_What is needed_
Without the pictures, return all of the material exactly as written.

_The input_
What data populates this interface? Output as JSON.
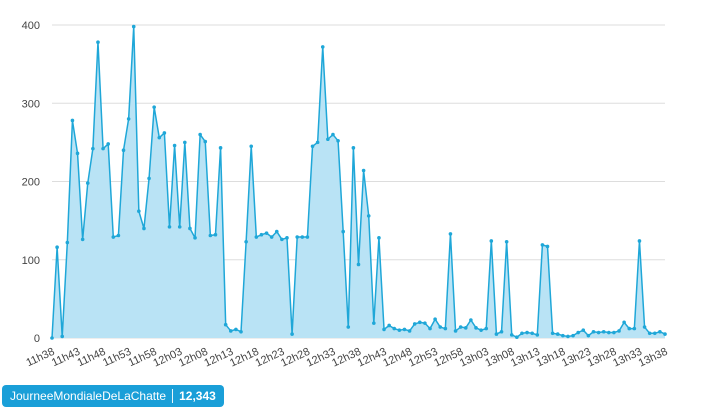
{
  "chart_data": {
    "type": "area",
    "ylim": [
      0,
      400
    ],
    "y_ticks": [
      0,
      100,
      200,
      300,
      400
    ],
    "x_tick_labels": [
      "11h38",
      "11h43",
      "11h48",
      "11h53",
      "11h58",
      "12h03",
      "12h08",
      "12h13",
      "12h18",
      "12h23",
      "12h28",
      "12h33",
      "12h38",
      "12h43",
      "12h48",
      "12h53",
      "12h58",
      "13h03",
      "13h08",
      "13h13",
      "13h18",
      "13h23",
      "13h28",
      "13h33",
      "13h38"
    ],
    "minutes_per_tick": 5,
    "grid": true,
    "color": "#1fa7d8",
    "fill_color": "#b9e3f5",
    "series": [
      {
        "values": [
          0,
          116,
          2,
          122,
          278,
          236,
          126,
          198,
          242,
          378,
          242,
          248,
          129,
          131,
          240,
          280,
          398,
          162,
          140,
          204,
          295,
          256,
          262,
          142,
          246,
          142,
          250,
          140,
          128,
          260,
          251,
          131,
          132,
          243,
          17,
          9,
          11,
          8,
          123,
          245,
          129,
          132,
          134,
          129,
          136,
          126,
          128,
          5,
          129,
          129,
          129,
          245,
          250,
          372,
          254,
          260,
          252,
          136,
          14,
          243,
          94,
          214,
          156,
          19,
          128,
          11,
          16,
          12,
          10,
          11,
          9,
          18,
          20,
          19,
          12,
          24,
          14,
          12,
          133,
          9,
          14,
          13,
          23,
          13,
          10,
          12,
          124,
          5,
          8,
          123,
          4,
          1,
          6,
          7,
          6,
          4,
          119,
          117,
          6,
          5,
          3,
          2,
          3,
          7,
          10,
          3,
          8,
          7,
          8,
          7,
          7,
          9,
          20,
          12,
          12,
          124,
          14,
          6,
          6,
          8,
          5
        ]
      }
    ]
  },
  "badge": {
    "hashtag": "JourneeMondialeDeLaChatte",
    "count": "12,343"
  }
}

_Complete output_
What data populates this interface? Output as JSON.
{
  "chart_data": {
    "type": "area",
    "ylim": [
      0,
      400
    ],
    "y_ticks": [
      0,
      100,
      200,
      300,
      400
    ],
    "x_tick_labels": [
      "11h38",
      "11h43",
      "11h48",
      "11h53",
      "11h58",
      "12h03",
      "12h08",
      "12h13",
      "12h18",
      "12h23",
      "12h28",
      "12h33",
      "12h38",
      "12h43",
      "12h48",
      "12h53",
      "12h58",
      "13h03",
      "13h08",
      "13h13",
      "13h18",
      "13h23",
      "13h28",
      "13h33",
      "13h38"
    ],
    "minutes_per_tick": 5,
    "grid": true,
    "color": "#1fa7d8",
    "fill_color": "#b9e3f5",
    "series": [
      {
        "values": [
          0,
          116,
          2,
          122,
          278,
          236,
          126,
          198,
          242,
          378,
          242,
          248,
          129,
          131,
          240,
          280,
          398,
          162,
          140,
          204,
          295,
          256,
          262,
          142,
          246,
          142,
          250,
          140,
          128,
          260,
          251,
          131,
          132,
          243,
          17,
          9,
          11,
          8,
          123,
          245,
          129,
          132,
          134,
          129,
          136,
          126,
          128,
          5,
          129,
          129,
          129,
          245,
          250,
          372,
          254,
          260,
          252,
          136,
          14,
          243,
          94,
          214,
          156,
          19,
          128,
          11,
          16,
          12,
          10,
          11,
          9,
          18,
          20,
          19,
          12,
          24,
          14,
          12,
          133,
          9,
          14,
          13,
          23,
          13,
          10,
          12,
          124,
          5,
          8,
          123,
          4,
          1,
          6,
          7,
          6,
          4,
          119,
          117,
          6,
          5,
          3,
          2,
          3,
          7,
          10,
          3,
          8,
          7,
          8,
          7,
          7,
          9,
          20,
          12,
          12,
          124,
          14,
          6,
          6,
          8,
          5
        ]
      }
    ]
  },
  "badge": {
    "hashtag": "JourneeMondialeDeLaChatte",
    "count": "12,343"
  }
}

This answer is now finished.